--- BEGIN ---

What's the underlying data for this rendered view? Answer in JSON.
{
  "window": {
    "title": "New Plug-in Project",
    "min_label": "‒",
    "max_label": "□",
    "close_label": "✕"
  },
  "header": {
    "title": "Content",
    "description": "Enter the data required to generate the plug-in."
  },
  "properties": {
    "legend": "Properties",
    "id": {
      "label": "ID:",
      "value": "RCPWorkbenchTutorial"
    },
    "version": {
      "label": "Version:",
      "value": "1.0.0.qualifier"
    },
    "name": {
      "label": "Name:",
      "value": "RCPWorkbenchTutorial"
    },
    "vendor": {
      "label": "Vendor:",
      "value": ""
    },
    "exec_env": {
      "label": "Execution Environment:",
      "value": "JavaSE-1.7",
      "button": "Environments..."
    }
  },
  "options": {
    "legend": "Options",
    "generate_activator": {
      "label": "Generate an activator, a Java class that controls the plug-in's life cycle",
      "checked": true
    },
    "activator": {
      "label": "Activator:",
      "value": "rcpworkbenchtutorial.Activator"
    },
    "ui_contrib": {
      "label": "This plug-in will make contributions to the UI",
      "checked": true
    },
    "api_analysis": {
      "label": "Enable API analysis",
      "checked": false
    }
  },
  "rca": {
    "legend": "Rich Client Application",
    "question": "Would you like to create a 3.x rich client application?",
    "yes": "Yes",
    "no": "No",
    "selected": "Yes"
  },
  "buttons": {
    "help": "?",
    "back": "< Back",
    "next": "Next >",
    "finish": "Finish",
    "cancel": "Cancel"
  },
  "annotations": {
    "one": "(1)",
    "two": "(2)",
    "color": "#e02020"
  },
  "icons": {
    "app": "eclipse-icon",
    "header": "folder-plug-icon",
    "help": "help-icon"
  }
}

--- END ---

§ **What you need to do**
Copy each record from above exactly, and include every line.

§ **Expected output**
What's the underlying data for this rendered view? Answer in JSON.
{
  "window": {
    "title": "New Plug-in Project",
    "min_label": "‒",
    "max_label": "□",
    "close_label": "✕"
  },
  "header": {
    "title": "Content",
    "description": "Enter the data required to generate the plug-in."
  },
  "properties": {
    "legend": "Properties",
    "id": {
      "label": "ID:",
      "value": "RCPWorkbenchTutorial"
    },
    "version": {
      "label": "Version:",
      "value": "1.0.0.qualifier"
    },
    "name": {
      "label": "Name:",
      "value": "RCPWorkbenchTutorial"
    },
    "vendor": {
      "label": "Vendor:",
      "value": ""
    },
    "exec_env": {
      "label": "Execution Environment:",
      "value": "JavaSE-1.7",
      "button": "Environments..."
    }
  },
  "options": {
    "legend": "Options",
    "generate_activator": {
      "label": "Generate an activator, a Java class that controls the plug-in's life cycle",
      "checked": true
    },
    "activator": {
      "label": "Activator:",
      "value": "rcpworkbenchtutorial.Activator"
    },
    "ui_contrib": {
      "label": "This plug-in will make contributions to the UI",
      "checked": true
    },
    "api_analysis": {
      "label": "Enable API analysis",
      "checked": false
    }
  },
  "rca": {
    "legend": "Rich Client Application",
    "question": "Would you like to create a 3.x rich client application?",
    "yes": "Yes",
    "no": "No",
    "selected": "Yes"
  },
  "buttons": {
    "help": "?",
    "back": "< Back",
    "next": "Next >",
    "finish": "Finish",
    "cancel": "Cancel"
  },
  "annotations": {
    "one": "(1)",
    "two": "(2)",
    "color": "#e02020"
  },
  "icons": {
    "app": "eclipse-icon",
    "header": "folder-plug-icon",
    "help": "help-icon"
  }
}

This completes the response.